What to work on
Extract all of the entries and give them again, word for word.

┄┄┄┄┄┄┄┄┄┄

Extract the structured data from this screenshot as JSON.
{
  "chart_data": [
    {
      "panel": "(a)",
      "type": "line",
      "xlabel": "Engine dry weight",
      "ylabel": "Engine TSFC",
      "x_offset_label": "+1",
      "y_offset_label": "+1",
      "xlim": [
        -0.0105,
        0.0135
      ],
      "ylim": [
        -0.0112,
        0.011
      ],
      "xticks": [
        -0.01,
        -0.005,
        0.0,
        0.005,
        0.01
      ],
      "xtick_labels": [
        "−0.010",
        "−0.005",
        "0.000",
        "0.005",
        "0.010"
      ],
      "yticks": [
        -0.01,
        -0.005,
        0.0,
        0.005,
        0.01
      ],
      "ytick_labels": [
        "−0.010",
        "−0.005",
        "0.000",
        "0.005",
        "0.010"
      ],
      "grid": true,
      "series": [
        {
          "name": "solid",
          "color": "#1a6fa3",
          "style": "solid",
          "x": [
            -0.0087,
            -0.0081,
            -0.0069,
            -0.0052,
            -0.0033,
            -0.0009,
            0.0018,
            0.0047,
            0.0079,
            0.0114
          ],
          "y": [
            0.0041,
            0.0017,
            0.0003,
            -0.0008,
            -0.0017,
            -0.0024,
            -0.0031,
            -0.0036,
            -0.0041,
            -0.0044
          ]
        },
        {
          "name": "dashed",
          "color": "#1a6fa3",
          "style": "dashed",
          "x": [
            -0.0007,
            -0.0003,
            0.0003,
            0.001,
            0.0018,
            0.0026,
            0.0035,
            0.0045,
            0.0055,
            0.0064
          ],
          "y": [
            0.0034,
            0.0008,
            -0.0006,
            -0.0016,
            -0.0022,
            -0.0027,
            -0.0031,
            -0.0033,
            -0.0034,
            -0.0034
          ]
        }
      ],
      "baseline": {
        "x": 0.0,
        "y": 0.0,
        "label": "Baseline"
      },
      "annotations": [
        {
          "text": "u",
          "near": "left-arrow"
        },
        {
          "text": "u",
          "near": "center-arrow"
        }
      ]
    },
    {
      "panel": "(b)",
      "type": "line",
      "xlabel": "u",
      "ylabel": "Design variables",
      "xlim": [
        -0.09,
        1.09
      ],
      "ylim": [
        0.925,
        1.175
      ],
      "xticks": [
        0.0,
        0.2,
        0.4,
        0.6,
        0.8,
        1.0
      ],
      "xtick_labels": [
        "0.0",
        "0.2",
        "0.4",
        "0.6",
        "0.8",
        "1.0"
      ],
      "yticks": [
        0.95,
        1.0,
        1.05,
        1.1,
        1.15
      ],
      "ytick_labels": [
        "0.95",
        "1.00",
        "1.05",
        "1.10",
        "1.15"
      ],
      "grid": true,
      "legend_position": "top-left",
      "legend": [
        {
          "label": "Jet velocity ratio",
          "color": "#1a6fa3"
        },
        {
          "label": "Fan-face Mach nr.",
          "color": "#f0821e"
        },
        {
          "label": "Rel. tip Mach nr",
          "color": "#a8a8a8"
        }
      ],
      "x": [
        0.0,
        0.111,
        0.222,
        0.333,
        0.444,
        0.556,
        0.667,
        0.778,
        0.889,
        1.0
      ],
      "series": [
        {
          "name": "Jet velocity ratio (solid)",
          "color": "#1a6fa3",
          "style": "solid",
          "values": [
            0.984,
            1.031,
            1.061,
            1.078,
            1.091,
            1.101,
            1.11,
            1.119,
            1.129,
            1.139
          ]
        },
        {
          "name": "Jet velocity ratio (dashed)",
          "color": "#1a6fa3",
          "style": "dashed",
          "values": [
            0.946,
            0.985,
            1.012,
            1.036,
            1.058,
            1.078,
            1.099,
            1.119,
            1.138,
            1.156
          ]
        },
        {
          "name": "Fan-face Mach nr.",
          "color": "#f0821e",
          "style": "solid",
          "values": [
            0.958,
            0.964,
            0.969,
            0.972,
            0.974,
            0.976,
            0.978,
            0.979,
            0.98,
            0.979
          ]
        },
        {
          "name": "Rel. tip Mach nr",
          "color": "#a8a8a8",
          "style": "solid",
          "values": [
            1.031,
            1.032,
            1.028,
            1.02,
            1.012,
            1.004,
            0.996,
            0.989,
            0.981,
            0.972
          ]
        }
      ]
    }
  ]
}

┄┄┄┄┄┄┄┄┄┄

Answer below
Extract the structured data from this screenshot as JSON.
{
  "chart_data": [
    {
      "panel": "(a)",
      "type": "line",
      "xlabel": "Engine dry weight",
      "ylabel": "Engine TSFC",
      "x_offset_label": "+1",
      "y_offset_label": "+1",
      "xlim": [
        -0.0105,
        0.0135
      ],
      "ylim": [
        -0.0112,
        0.011
      ],
      "xticks": [
        -0.01,
        -0.005,
        0.0,
        0.005,
        0.01
      ],
      "xtick_labels": [
        "−0.010",
        "−0.005",
        "0.000",
        "0.005",
        "0.010"
      ],
      "yticks": [
        -0.01,
        -0.005,
        0.0,
        0.005,
        0.01
      ],
      "ytick_labels": [
        "−0.010",
        "−0.005",
        "0.000",
        "0.005",
        "0.010"
      ],
      "grid": true,
      "series": [
        {
          "name": "solid",
          "color": "#1a6fa3",
          "style": "solid",
          "x": [
            -0.0087,
            -0.0081,
            -0.0069,
            -0.0052,
            -0.0033,
            -0.0009,
            0.0018,
            0.0047,
            0.0079,
            0.0114
          ],
          "y": [
            0.0041,
            0.0017,
            0.0003,
            -0.0008,
            -0.0017,
            -0.0024,
            -0.0031,
            -0.0036,
            -0.0041,
            -0.0044
          ]
        },
        {
          "name": "dashed",
          "color": "#1a6fa3",
          "style": "dashed",
          "x": [
            -0.0007,
            -0.0003,
            0.0003,
            0.001,
            0.0018,
            0.0026,
            0.0035,
            0.0045,
            0.0055,
            0.0064
          ],
          "y": [
            0.0034,
            0.0008,
            -0.0006,
            -0.0016,
            -0.0022,
            -0.0027,
            -0.0031,
            -0.0033,
            -0.0034,
            -0.0034
          ]
        }
      ],
      "baseline": {
        "x": 0.0,
        "y": 0.0,
        "label": "Baseline"
      },
      "annotations": [
        {
          "text": "u",
          "near": "left-arrow"
        },
        {
          "text": "u",
          "near": "center-arrow"
        }
      ]
    },
    {
      "panel": "(b)",
      "type": "line",
      "xlabel": "u",
      "ylabel": "Design variables",
      "xlim": [
        -0.09,
        1.09
      ],
      "ylim": [
        0.925,
        1.175
      ],
      "xticks": [
        0.0,
        0.2,
        0.4,
        0.6,
        0.8,
        1.0
      ],
      "xtick_labels": [
        "0.0",
        "0.2",
        "0.4",
        "0.6",
        "0.8",
        "1.0"
      ],
      "yticks": [
        0.95,
        1.0,
        1.05,
        1.1,
        1.15
      ],
      "ytick_labels": [
        "0.95",
        "1.00",
        "1.05",
        "1.10",
        "1.15"
      ],
      "grid": true,
      "legend_position": "top-left",
      "legend": [
        {
          "label": "Jet velocity ratio",
          "color": "#1a6fa3"
        },
        {
          "label": "Fan-face Mach nr.",
          "color": "#f0821e"
        },
        {
          "label": "Rel. tip Mach nr",
          "color": "#a8a8a8"
        }
      ],
      "x": [
        0.0,
        0.111,
        0.222,
        0.333,
        0.444,
        0.556,
        0.667,
        0.778,
        0.889,
        1.0
      ],
      "series": [
        {
          "name": "Jet velocity ratio (solid)",
          "color": "#1a6fa3",
          "style": "solid",
          "values": [
            0.984,
            1.031,
            1.061,
            1.078,
            1.091,
            1.101,
            1.11,
            1.119,
            1.129,
            1.139
          ]
        },
        {
          "name": "Jet velocity ratio (dashed)",
          "color": "#1a6fa3",
          "style": "dashed",
          "values": [
            0.946,
            0.985,
            1.012,
            1.036,
            1.058,
            1.078,
            1.099,
            1.119,
            1.138,
            1.156
          ]
        },
        {
          "name": "Fan-face Mach nr.",
          "color": "#f0821e",
          "style": "solid",
          "values": [
            0.958,
            0.964,
            0.969,
            0.972,
            0.974,
            0.976,
            0.978,
            0.979,
            0.98,
            0.979
          ]
        },
        {
          "name": "Rel. tip Mach nr",
          "color": "#a8a8a8",
          "style": "solid",
          "values": [
            1.031,
            1.032,
            1.028,
            1.02,
            1.012,
            1.004,
            0.996,
            0.989,
            0.981,
            0.972
          ]
        }
      ]
    }
  ]
}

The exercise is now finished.